== Data supplied ==

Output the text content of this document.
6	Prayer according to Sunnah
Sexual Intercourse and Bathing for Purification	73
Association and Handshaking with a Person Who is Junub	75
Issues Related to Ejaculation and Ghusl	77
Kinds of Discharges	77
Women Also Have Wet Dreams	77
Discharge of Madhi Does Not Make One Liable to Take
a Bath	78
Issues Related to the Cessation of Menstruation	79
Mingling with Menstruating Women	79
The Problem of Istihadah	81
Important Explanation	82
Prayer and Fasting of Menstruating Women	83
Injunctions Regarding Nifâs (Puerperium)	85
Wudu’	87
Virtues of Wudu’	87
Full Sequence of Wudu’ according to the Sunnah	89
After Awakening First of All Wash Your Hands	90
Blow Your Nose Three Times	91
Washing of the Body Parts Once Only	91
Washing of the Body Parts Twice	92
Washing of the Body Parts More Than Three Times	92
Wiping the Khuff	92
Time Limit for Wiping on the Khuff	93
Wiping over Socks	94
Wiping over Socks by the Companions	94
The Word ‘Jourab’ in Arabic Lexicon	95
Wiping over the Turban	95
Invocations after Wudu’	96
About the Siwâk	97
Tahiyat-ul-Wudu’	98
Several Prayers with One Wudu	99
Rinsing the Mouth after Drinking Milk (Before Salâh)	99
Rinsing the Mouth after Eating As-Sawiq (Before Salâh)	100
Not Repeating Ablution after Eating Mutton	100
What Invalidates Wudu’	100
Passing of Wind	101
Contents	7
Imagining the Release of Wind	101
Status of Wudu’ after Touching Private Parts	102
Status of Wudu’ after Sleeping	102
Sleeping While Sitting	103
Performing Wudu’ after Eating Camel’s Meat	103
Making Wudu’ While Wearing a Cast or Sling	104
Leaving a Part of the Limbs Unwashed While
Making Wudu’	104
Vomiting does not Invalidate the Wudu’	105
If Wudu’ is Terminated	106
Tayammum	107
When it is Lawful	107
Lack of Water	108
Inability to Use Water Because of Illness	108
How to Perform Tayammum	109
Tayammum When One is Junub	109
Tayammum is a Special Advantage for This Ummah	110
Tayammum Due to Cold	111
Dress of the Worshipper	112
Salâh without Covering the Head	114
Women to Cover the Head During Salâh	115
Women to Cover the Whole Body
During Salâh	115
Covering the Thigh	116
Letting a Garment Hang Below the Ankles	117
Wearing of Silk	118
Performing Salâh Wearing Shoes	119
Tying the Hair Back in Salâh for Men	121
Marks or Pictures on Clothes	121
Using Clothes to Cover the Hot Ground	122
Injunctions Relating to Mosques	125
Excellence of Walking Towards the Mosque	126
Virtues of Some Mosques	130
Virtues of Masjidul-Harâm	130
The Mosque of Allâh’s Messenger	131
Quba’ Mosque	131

== Exercise directions ==
Reproduce the entire listing word for word.

== Answer to this exercise ==
Output the text content of this document.
6	Prayer according to Sunnah
Sexual Intercourse and Bathing for Purification	73
Association and Handshaking with a Person Who is Junub	75
Issues Related to Ejaculation and Ghusl	77
Kinds of Discharges	77
Women Also Have Wet Dreams	77
Discharge of Madhi Does Not Make One Liable to Take
a Bath	78
Issues Related to the Cessation of Menstruation	79
Mingling with Menstruating Women	79
The Problem of Istihadah	81
Important Explanation	82
Prayer and Fasting of Menstruating Women	83
Injunctions Regarding Nifâs (Puerperium)	85
Wudu’	87
Virtues of Wudu’	87
Full Sequence of Wudu’ according to the Sunnah	89
After Awakening First of All Wash Your Hands	90
Blow Your Nose Three Times	91
Washing of the Body Parts Once Only	91
Washing of the Body Parts Twice	92
Washing of the Body Parts More Than Three Times	92
Wiping the Khuff	92
Time Limit for Wiping on the Khuff	93
Wiping over Socks	94
Wiping over Socks by the Companions	94
The Word ‘Jourab’ in Arabic Lexicon	95
Wiping over the Turban	95
Invocations after Wudu’	96
About the Siwâk	97
Tahiyat-ul-Wudu’	98
Several Prayers with One Wudu	99
Rinsing the Mouth after Drinking Milk (Before Salâh)	99
Rinsing the Mouth after Eating As-Sawiq (Before Salâh)	100
Not Repeating Ablution after Eating Mutton	100
What Invalidates Wudu’	100
Passing of Wind	101
Contents	7
Imagining the Release of Wind	101
Status of Wudu’ after Touching Private Parts	102
Status of Wudu’ after Sleeping	102
Sleeping While Sitting	103
Performing Wudu’ after Eating Camel’s Meat	103
Making Wudu’ While Wearing a Cast or Sling	104
Leaving a Part of the Limbs Unwashed While
Making Wudu’	104
Vomiting does not Invalidate the Wudu’	105
If Wudu’ is Terminated	106
Tayammum	107
When it is Lawful	107
Lack of Water	108
Inability to Use Water Because of Illness	108
How to Perform Tayammum	109
Tayammum When One is Junub	109
Tayammum is a Special Advantage for This Ummah	110
Tayammum Due to Cold	111
Dress of the Worshipper	112
Salâh without Covering the Head	114
Women to Cover the Head During Salâh	115
Women to Cover the Whole Body
During Salâh	115
Covering the Thigh	116
Letting a Garment Hang Below the Ankles	117
Wearing of Silk	118
Performing Salâh Wearing Shoes	119
Tying the Hair Back in Salâh for Men	121
Marks or Pictures on Clothes	121
Using Clothes to Cover the Hot Ground	122
Injunctions Relating to Mosques	125
Excellence of Walking Towards the Mosque	126
Virtues of Some Mosques	130
Virtues of Masjidul-Harâm	130
The Mosque of Allâh’s Messenger	131
Quba’ Mosque	131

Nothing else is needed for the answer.